# Work required
Copy every line, leaving nothing out and adding nothing.

[Items from a data source]
····················

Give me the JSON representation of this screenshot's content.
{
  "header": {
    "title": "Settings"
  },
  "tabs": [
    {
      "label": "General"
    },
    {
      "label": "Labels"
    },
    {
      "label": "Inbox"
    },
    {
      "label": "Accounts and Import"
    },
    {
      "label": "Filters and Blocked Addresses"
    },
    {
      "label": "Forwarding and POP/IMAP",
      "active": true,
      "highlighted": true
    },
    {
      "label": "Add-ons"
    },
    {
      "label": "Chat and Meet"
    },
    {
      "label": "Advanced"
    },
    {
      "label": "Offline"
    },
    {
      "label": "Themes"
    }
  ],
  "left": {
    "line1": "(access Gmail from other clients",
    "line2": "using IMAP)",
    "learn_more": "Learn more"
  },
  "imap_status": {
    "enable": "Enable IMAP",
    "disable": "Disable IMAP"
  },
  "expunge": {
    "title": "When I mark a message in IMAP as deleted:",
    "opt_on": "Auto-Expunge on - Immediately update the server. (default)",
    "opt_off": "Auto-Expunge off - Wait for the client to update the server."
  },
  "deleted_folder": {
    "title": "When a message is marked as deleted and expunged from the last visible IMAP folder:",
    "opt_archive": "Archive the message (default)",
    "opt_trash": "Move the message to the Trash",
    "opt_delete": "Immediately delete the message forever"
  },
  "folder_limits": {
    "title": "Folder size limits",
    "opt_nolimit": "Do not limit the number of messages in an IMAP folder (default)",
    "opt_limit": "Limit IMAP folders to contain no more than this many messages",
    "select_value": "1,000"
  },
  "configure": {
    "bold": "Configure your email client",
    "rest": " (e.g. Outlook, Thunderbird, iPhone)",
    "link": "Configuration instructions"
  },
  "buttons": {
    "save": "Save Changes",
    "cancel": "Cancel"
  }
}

····················

# Exercise solution
Give me the JSON representation of this screenshot's content.
{
  "header": {
    "title": "Settings"
  },
  "tabs": [
    {
      "label": "General"
    },
    {
      "label": "Labels"
    },
    {
      "label": "Inbox"
    },
    {
      "label": "Accounts and Import"
    },
    {
      "label": "Filters and Blocked Addresses"
    },
    {
      "label": "Forwarding and POP/IMAP",
      "active": true,
      "highlighted": true
    },
    {
      "label": "Add-ons"
    },
    {
      "label": "Chat and Meet"
    },
    {
      "label": "Advanced"
    },
    {
      "label": "Offline"
    },
    {
      "label": "Themes"
    }
  ],
  "left": {
    "line1": "(access Gmail from other clients",
    "line2": "using IMAP)",
    "learn_more": "Learn more"
  },
  "imap_status": {
    "enable": "Enable IMAP",
    "disable": "Disable IMAP"
  },
  "expunge": {
    "title": "When I mark a message in IMAP as deleted:",
    "opt_on": "Auto-Expunge on - Immediately update the server. (default)",
    "opt_off": "Auto-Expunge off - Wait for the client to update the server."
  },
  "deleted_folder": {
    "title": "When a message is marked as deleted and expunged from the last visible IMAP folder:",
    "opt_archive": "Archive the message (default)",
    "opt_trash": "Move the message to the Trash",
    "opt_delete": "Immediately delete the message forever"
  },
  "folder_limits": {
    "title": "Folder size limits",
    "opt_nolimit": "Do not limit the number of messages in an IMAP folder (default)",
    "opt_limit": "Limit IMAP folders to contain no more than this many messages",
    "select_value": "1,000"
  },
  "configure": {
    "bold": "Configure your email client",
    "rest": " (e.g. Outlook, Thunderbird, iPhone)",
    "link": "Configuration instructions"
  },
  "buttons": {
    "save": "Save Changes",
    "cancel": "Cancel"
  }
}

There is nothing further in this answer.